Exercise directions:
Work through the data and report how many lines include the string "nearest", giving the number alone.

Extracted information:
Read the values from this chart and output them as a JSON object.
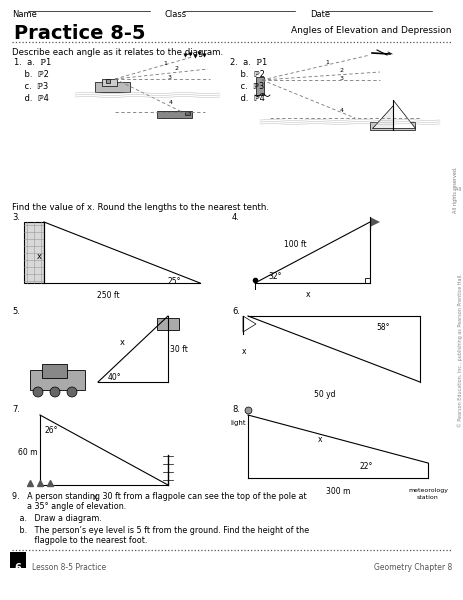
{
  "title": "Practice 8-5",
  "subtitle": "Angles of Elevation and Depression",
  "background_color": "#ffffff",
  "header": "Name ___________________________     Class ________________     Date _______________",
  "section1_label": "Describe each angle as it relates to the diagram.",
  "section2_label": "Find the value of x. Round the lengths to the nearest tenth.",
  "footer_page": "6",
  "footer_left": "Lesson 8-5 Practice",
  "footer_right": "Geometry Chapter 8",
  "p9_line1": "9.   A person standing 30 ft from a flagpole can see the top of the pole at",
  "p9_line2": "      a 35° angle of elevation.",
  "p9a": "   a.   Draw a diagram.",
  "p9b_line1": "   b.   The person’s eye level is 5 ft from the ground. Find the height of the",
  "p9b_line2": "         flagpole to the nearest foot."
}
---
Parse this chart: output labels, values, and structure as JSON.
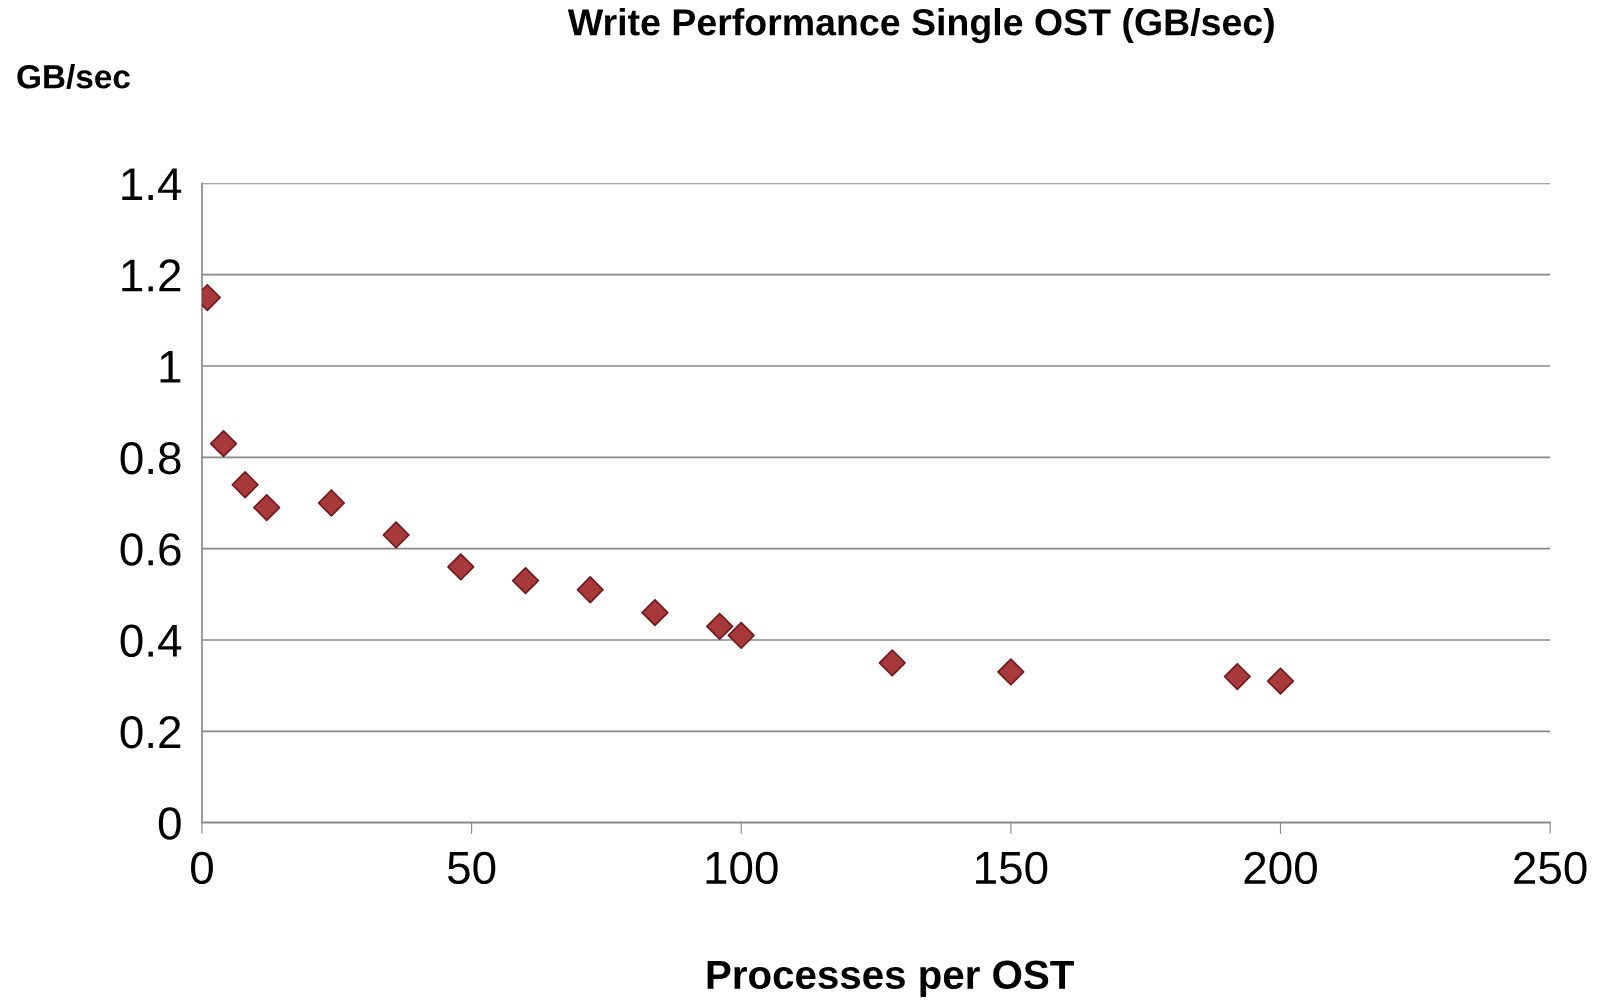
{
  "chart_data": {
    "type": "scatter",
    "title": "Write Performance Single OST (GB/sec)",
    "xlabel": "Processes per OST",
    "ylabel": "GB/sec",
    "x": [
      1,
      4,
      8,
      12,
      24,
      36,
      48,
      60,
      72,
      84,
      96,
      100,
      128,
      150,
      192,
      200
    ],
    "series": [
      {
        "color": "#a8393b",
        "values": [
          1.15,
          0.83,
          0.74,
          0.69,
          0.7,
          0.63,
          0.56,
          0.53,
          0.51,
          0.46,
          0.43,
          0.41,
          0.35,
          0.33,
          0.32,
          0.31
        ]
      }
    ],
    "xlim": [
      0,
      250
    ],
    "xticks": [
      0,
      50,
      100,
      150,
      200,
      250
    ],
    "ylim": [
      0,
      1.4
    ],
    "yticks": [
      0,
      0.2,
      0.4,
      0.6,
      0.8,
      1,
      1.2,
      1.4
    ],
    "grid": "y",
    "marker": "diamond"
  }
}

Answer for the task:
2